§ **Dataset listings of figures**
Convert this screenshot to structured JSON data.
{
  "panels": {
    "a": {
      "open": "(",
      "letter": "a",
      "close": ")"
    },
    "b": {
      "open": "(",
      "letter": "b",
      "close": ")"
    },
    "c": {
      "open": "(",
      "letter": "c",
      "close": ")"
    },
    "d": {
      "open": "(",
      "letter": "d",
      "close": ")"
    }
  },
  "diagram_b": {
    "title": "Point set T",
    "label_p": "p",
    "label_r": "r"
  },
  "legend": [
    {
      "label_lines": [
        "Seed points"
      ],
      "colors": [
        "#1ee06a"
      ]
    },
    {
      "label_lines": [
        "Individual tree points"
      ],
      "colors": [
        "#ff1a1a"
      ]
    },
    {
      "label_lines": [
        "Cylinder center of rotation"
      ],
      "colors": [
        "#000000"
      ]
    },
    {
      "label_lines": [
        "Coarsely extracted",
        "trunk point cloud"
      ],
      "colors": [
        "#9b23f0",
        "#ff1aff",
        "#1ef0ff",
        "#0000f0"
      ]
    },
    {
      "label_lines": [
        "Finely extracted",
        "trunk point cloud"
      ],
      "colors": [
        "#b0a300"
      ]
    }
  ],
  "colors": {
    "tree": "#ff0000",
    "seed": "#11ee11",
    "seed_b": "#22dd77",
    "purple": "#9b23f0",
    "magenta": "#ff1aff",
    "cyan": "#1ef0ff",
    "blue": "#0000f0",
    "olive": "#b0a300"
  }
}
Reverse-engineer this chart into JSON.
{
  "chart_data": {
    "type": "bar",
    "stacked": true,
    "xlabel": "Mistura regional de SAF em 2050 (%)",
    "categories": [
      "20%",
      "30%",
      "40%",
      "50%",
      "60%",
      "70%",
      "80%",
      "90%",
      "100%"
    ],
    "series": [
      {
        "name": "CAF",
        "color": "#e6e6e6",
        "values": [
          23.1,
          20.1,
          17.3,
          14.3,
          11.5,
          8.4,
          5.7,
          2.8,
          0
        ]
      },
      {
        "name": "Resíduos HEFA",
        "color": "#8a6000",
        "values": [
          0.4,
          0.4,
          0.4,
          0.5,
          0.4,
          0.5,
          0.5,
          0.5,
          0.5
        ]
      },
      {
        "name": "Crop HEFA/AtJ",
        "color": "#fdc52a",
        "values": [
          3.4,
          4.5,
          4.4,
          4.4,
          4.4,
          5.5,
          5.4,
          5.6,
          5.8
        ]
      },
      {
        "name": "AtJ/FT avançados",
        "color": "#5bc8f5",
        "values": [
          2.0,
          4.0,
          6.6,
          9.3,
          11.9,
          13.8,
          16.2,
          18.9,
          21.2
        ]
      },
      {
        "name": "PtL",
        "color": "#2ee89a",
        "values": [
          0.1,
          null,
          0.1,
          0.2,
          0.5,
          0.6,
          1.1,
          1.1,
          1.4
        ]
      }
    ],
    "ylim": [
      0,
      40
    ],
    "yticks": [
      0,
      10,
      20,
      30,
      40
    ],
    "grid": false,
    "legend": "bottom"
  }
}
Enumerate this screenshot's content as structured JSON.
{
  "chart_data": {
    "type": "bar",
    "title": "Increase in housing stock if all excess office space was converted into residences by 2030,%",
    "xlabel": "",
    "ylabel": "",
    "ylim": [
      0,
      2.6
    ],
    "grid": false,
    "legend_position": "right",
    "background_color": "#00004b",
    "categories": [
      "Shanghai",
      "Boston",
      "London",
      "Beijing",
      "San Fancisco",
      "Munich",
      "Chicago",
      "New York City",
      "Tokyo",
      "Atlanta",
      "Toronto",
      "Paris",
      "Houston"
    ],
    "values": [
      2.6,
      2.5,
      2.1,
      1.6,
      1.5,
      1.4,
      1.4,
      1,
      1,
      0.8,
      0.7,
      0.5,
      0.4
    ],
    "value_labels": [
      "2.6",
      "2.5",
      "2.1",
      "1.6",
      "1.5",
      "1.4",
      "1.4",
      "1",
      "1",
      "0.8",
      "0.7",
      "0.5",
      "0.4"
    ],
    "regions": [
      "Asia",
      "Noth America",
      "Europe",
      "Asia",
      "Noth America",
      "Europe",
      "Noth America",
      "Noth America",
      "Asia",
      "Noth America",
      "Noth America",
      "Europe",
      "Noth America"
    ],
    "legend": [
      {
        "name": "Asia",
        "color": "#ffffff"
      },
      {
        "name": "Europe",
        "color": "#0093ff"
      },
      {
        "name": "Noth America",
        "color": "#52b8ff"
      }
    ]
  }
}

§ **TASK**
Out of the preceding entries, pull every line containing the string "tree".

§ **REPLY**
        "Individual tree points"
    "tree": "#ff0000",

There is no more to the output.